■ **Dataset entries**
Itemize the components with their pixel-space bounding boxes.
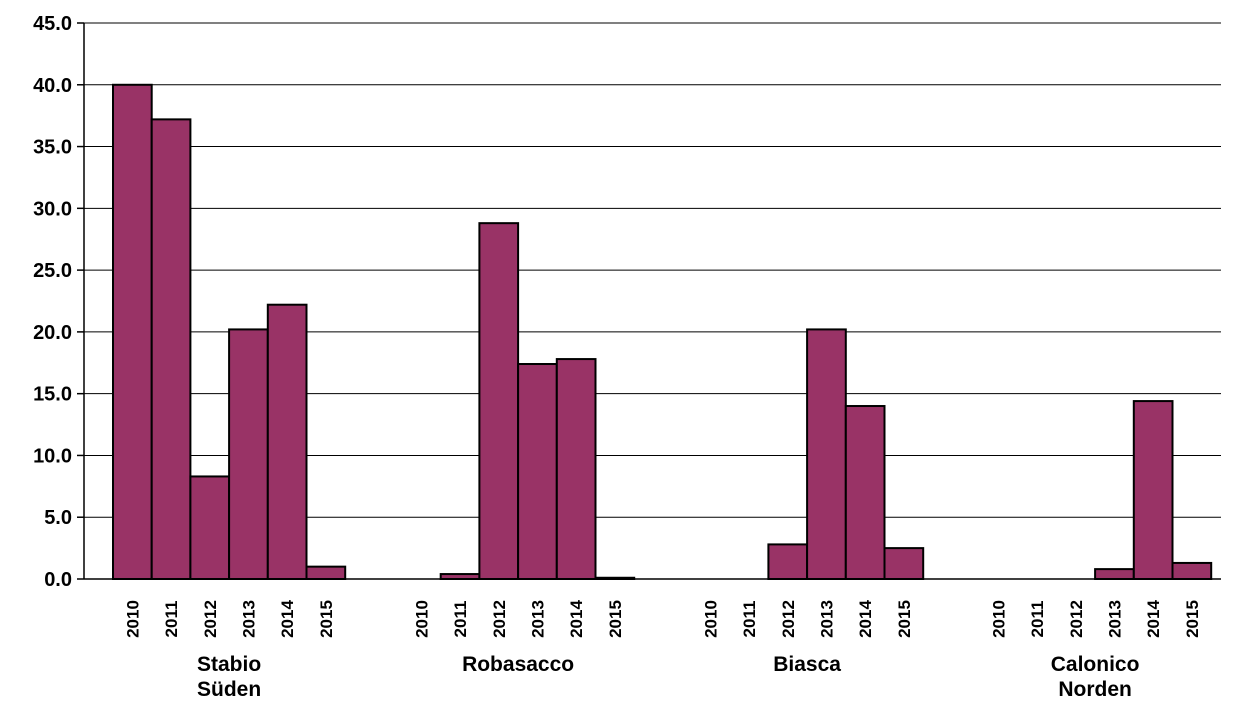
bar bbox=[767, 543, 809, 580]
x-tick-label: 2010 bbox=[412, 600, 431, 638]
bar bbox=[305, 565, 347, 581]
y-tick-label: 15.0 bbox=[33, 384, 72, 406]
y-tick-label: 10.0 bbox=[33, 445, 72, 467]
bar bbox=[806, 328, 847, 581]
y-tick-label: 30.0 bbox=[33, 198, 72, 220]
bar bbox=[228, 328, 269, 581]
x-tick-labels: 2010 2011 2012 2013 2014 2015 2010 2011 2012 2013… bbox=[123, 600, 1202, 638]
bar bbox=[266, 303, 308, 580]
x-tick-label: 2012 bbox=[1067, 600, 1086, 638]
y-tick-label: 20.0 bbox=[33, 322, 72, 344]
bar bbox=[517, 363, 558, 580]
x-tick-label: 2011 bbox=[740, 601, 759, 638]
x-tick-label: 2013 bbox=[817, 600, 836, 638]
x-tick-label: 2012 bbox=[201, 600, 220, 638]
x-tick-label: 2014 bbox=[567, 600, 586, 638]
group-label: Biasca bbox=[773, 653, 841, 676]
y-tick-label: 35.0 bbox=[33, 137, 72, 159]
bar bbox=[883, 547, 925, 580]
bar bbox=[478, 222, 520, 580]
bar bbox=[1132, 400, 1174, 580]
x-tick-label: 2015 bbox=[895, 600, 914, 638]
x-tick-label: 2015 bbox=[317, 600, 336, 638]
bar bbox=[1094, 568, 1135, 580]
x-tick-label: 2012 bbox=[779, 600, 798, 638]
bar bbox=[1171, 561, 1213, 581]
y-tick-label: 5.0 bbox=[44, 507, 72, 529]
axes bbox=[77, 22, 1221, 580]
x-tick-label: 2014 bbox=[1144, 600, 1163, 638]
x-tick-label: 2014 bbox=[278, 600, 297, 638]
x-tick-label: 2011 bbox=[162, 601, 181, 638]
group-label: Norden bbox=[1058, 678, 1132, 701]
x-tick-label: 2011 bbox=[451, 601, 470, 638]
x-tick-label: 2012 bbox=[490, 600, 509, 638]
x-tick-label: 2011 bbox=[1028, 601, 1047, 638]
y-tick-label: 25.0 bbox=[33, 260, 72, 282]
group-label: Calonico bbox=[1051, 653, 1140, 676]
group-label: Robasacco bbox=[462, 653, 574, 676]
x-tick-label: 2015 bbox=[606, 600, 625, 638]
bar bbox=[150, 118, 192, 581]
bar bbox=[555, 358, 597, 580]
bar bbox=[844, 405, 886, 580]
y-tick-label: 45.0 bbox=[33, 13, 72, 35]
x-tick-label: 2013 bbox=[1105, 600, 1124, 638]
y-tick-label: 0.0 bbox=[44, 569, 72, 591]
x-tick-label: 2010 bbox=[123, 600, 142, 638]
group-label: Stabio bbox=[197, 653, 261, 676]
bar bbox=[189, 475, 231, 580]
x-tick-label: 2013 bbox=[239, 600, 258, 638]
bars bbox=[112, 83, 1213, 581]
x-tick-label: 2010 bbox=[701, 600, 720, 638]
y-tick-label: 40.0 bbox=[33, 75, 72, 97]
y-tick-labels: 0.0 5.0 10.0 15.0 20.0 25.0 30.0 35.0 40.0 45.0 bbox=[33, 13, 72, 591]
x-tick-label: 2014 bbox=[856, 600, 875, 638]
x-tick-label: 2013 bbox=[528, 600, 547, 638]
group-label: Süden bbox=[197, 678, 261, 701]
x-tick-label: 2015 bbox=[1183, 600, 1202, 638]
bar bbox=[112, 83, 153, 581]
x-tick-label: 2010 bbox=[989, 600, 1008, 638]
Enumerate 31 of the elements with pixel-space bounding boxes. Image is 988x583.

==

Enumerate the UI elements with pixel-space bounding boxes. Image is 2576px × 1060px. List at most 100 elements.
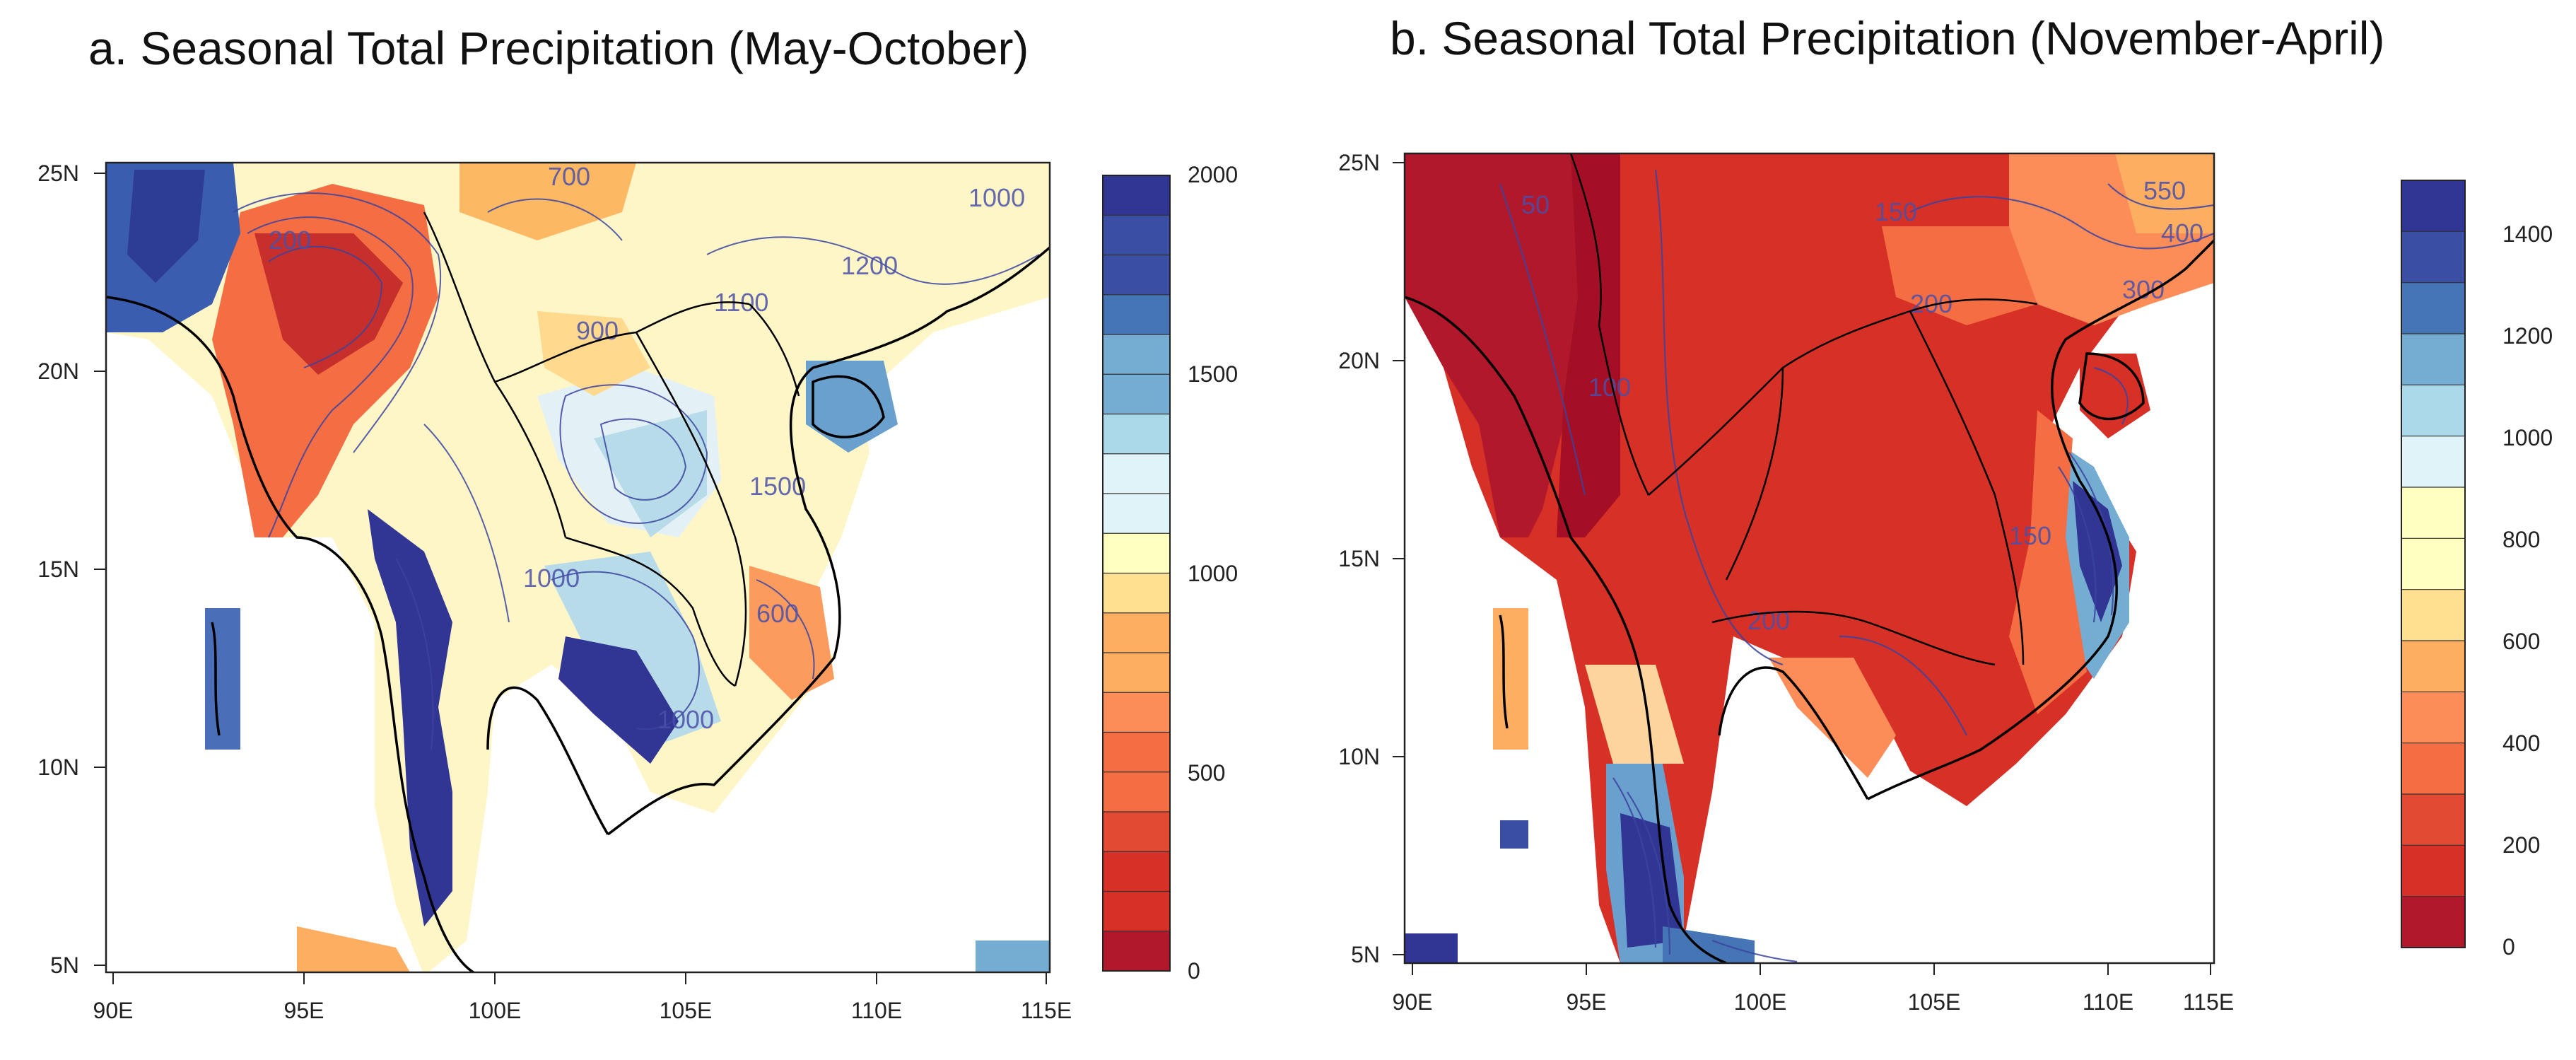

■ **What is being asked**
Render the stretch of the records from the line containing "Itemize the components" through the line containing "y-tick-label: 20.0 bbox=[33, 322, 72, 344]" as a Markdown table with the columns Row and Entry, numbering each line and omitting blank lines and the pictures.

■ **Answer to the exercise**
| Row | Entry |
|---|---|
| 1 | Itemize the components with their pixel-space bounding boxes. |
| 2 | bar bbox=[767, 543, 809, 580] |
| 3 | x-tick-label: 2010 bbox=[412, 600, 431, 638] |
| 4 | bar bbox=[305, 565, 347, 581] |
| 5 | y-tick-label: 15.0 bbox=[33, 384, 72, 406] |
| 6 | y-tick-label: 10.0 bbox=[33, 445, 72, 467] |
| 7 | bar bbox=[806, 328, 847, 581] |
| 8 | y-tick-label: 30.0 bbox=[33, 198, 72, 220] |
| 9 | bar bbox=[228, 328, 269, 581] |
| 10 | x-tick-labels: 2010 2011 2012 2013 2014 2015 2010 2011 2012 2013… bbox=[123, 600, 1202, 638] |
| 11 | bar bbox=[266, 303, 308, 580] |
| 12 | x-tick-label: 2012 bbox=[1067, 600, 1086, 638] |
| 13 | y-tick-label: 20.0 bbox=[33, 322, 72, 344] |